┌─ TEXT EXCERPT
For serious, unexpected events, notice must be given by telephone within 72
hours after receipt of the information, followed by written notice promptly
thereafter (which written notice shall be delivered in no event more than 5
calendar days after receipt of such information. Each Party shall cooperate with
the other in connection with the investigation of any such adverse, serious or
unexpected events. Omrix shall be responsible for filing any reports and
performing any analysis required by the applicable Regulatory Agency in or
outside of the Territory. Each Party shall have the right to conduct audits
during normal business hours and make other reasonable inquiries concerning the
other Party's reporting system to ensure that such system functions properly and
is in compliance with the Applicable Legal Requirements.
27
(b) Customer Notification of Adverse Reactions. In the event during
the course of a preliminary investigation related to a report of a serious
adverse reaction, preliminary evidence is obtained indicating that the use of
Products of certain lots, according to indications and dosage, may have caused
specific adverse reactions, each customer that received product from such
suspect lots shall be notified by the Party that sold or otherwise provided such
Product, itself or through its Affiliates or third parties (other than the other
Party) to such customer and cautioned that any unused containers of the suspect
lots should be withheld from use, pending the outcome of more definitive
investigations and evaluations, with a copy of such notice to the applicable
Regulatory Agency if required and to the other Party. Any and all of the
foregoing actions will be executed with Regulatory Agency concurrence to the
extent required by law.
(c) Recalls and Withdrawals. In the event of any market recall or
withdrawal of any of the Products or the Ethicon Components, whether voluntary
or involuntary: (a) Omrix shall be responsible for all costs in connection
therewith unless such market recall or withdrawal arises out of or results from
the use, shipment or storage of such Product by or on behalf of Ethicon or any
of its Affiliates or out of the failure of the Ethicon Components supplied by
Ethicon or its Affiliates to conform to Ethicon's warranties with respect
thereto; provided however, Omrix shall be responsible for all costs in
connection therewith to the extent such market recall or withdrawal arises out
of or results from the handling or storage of the Ethicon Components by Omrix or
from the production, shipment, storage or sale of such Product by or on behalf
of Omrix or any of its Affiliates; and (b) Ethicon and Omrix shall share equally
all costs in connection therewith to the extent both Parties or neither Party is
responsible for causing the recall or withdrawal. Ethicon shall implement any
such market recall or withdrawal in the Territory. The Party implementing the
recall or withdrawal shall invoice the other Party for such Party's share of any
costs associated with the recall or withdrawal as provided in (a) and (b) above,
which invoice shall be paid by such Party promptly after the receipt thereof. In
any case, the Party to this Agreement having the Regulatory Approval shall be
responsible for managing product recalls or withdrawals, in consultation with
the other Party.
└─
┌─ SUPPLIED RECORDS
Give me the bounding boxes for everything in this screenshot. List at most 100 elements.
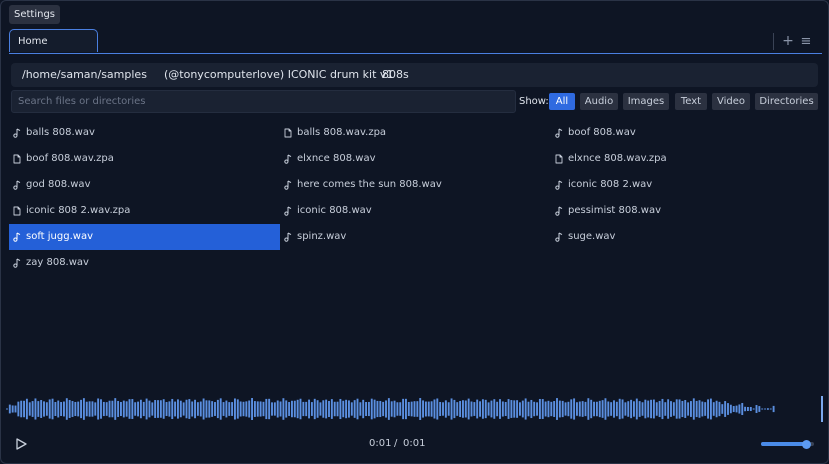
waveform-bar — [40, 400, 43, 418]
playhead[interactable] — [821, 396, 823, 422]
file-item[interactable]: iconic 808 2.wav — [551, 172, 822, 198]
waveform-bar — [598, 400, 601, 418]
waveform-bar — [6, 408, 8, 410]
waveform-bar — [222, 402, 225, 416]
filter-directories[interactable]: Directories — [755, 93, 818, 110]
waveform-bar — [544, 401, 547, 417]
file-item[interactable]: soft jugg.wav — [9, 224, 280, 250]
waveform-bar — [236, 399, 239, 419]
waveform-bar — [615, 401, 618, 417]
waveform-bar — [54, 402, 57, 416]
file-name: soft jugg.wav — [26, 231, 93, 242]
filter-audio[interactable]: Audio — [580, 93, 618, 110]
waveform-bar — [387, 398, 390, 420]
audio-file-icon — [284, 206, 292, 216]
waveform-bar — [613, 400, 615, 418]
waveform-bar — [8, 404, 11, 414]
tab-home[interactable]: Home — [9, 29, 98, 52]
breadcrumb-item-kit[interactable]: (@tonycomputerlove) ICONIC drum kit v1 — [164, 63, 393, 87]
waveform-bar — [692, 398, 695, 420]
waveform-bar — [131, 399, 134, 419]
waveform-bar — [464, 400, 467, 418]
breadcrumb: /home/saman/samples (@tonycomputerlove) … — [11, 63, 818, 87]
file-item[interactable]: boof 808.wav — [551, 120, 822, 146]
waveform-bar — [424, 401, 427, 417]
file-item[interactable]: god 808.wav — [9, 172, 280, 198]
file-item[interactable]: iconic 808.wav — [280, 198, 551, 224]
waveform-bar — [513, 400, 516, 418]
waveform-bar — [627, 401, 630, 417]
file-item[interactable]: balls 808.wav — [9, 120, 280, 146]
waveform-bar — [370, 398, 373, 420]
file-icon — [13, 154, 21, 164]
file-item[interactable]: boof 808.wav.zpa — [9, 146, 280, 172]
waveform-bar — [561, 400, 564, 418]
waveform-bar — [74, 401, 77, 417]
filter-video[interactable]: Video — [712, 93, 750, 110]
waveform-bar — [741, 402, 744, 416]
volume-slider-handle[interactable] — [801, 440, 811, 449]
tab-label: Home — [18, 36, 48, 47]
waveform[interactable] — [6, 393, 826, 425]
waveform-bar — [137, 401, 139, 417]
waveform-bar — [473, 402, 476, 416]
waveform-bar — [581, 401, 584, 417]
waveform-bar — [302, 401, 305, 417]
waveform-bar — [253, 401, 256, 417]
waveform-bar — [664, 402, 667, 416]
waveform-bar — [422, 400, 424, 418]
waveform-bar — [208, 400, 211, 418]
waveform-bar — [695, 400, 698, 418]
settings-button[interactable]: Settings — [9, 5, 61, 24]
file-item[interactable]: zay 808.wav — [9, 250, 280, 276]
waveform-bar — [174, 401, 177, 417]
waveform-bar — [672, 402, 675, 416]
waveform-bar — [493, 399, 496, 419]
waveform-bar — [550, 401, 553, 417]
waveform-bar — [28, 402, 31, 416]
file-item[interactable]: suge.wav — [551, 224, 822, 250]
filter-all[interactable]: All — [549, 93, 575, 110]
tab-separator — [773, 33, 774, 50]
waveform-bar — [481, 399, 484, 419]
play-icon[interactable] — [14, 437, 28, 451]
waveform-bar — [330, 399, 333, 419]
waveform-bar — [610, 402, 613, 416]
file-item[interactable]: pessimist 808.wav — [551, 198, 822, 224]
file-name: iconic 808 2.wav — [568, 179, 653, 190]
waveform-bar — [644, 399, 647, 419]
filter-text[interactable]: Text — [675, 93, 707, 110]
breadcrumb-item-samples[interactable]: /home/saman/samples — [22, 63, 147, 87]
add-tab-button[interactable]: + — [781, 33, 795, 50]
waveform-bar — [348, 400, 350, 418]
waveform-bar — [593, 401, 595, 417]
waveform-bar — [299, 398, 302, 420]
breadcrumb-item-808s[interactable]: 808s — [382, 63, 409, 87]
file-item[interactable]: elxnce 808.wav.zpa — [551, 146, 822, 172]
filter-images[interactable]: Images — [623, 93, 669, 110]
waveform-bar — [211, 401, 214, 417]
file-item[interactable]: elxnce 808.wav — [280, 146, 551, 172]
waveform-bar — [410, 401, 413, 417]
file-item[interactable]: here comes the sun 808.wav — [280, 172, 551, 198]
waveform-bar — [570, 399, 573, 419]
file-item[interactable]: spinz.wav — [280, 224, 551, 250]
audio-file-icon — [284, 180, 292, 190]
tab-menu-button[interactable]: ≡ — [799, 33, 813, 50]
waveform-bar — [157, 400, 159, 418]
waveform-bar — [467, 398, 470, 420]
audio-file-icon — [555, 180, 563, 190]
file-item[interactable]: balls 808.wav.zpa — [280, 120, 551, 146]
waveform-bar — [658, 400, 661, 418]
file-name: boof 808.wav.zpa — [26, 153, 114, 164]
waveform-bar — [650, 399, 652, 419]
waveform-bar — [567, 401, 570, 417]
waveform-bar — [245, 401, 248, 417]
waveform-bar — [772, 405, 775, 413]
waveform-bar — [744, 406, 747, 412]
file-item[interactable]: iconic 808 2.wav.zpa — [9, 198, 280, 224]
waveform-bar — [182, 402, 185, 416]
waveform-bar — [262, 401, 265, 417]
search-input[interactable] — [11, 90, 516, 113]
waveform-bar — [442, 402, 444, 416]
└─
┌─ SUPPLIED RECORDS
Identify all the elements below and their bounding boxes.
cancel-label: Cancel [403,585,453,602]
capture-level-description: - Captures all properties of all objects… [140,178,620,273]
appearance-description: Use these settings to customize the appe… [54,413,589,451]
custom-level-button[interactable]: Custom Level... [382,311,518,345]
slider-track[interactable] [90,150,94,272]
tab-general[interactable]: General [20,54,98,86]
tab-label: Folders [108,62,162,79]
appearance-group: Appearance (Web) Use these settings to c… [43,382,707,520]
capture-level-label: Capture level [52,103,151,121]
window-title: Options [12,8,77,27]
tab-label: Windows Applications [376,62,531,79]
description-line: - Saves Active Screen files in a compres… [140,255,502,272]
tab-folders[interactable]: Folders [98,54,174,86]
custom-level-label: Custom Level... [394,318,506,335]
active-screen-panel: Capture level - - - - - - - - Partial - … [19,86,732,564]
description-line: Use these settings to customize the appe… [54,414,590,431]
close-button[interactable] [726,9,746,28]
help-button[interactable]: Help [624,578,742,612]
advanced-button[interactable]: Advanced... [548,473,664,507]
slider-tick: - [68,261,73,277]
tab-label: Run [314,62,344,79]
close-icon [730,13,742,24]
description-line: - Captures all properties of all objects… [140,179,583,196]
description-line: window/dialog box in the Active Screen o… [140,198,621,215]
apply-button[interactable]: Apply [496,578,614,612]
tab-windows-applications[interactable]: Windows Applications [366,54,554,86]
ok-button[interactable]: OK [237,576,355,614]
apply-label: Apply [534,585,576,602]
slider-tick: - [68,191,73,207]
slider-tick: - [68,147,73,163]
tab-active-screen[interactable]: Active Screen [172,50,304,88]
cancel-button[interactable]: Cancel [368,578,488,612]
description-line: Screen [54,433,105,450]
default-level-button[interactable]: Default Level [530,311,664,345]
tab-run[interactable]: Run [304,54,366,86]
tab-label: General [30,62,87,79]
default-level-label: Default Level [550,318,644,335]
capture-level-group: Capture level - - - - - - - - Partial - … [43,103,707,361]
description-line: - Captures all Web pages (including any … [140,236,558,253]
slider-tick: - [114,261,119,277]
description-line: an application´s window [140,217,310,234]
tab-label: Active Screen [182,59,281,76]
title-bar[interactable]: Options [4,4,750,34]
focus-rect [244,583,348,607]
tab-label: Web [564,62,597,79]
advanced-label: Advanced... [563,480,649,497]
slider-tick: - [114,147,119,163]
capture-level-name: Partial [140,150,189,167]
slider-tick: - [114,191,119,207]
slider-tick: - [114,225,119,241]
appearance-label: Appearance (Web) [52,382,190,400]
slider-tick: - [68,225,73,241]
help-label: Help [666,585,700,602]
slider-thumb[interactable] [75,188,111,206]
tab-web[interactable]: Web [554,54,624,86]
└─
▶ **TO DO**
1. Copy from the contract excerpt on adverse events and recalls the passage from "For serious, unexpected" up to and including "Applicable Legal Requirements.".
2. According to the contract excerpt on adverse events and recalls, how soon must telephone notice of serious, unexpected events be given?
3. In the contract excerpt on adverse events and recalls, which activities involving a Product make Omrix responsible for recall or withdrawal costs when they are carried out by or on behalf of Omrix or its Affiliates? List all of them.

▶ **EXPECTED RESPONSES**
1.
For serious, unexpected events, notice must be given by telephone within 72
hours after receipt of the information, followed by written notice promptly
thereafter (which written notice shall be delivered in no event more than 5
calendar days after receipt of such information. Each Party shall cooperate with
the other in connection with the investigation of any such adverse, serious or
unexpected events. Omrix shall be responsible for filing any reports and
performing any analysis required by the applicable Regulatory Agency in or
outside of the Territory. Each Party shall have the right to conduct audits
during normal business hours and make other reasonable inquiries concerning the
other Party's reporting system to ensure that such system functions properly and
is in compliance with the Applicable Legal Requirements.

2. Within 72 hours after receipt of the information.

3. Production, shipment, storage, sale